## [WRITTEN EXERCISE]
Scan the records below. List lines holding "label".

--- Begin INFORMATION SUPPLIED ---

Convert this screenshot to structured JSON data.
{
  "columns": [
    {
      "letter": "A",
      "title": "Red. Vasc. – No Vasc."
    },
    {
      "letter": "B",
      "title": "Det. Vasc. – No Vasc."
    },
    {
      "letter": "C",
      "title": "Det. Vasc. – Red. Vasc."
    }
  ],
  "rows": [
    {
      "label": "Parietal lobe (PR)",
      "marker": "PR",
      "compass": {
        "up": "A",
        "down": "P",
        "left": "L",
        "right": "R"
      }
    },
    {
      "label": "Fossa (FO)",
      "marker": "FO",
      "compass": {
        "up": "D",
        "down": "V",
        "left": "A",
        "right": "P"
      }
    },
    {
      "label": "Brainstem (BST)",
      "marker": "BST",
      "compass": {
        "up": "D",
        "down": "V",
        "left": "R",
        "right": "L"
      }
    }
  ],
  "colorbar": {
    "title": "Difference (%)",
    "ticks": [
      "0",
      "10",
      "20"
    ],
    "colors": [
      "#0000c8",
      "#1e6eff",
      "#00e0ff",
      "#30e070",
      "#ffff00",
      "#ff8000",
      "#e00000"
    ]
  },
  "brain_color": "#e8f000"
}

--- End INFORMATION SUPPLIED ---

## [RIGHT ANSWER]
      "label": "Parietal lobe (PR)",
      "label": "Fossa (FO)",
      "label": "Brainstem (BST)",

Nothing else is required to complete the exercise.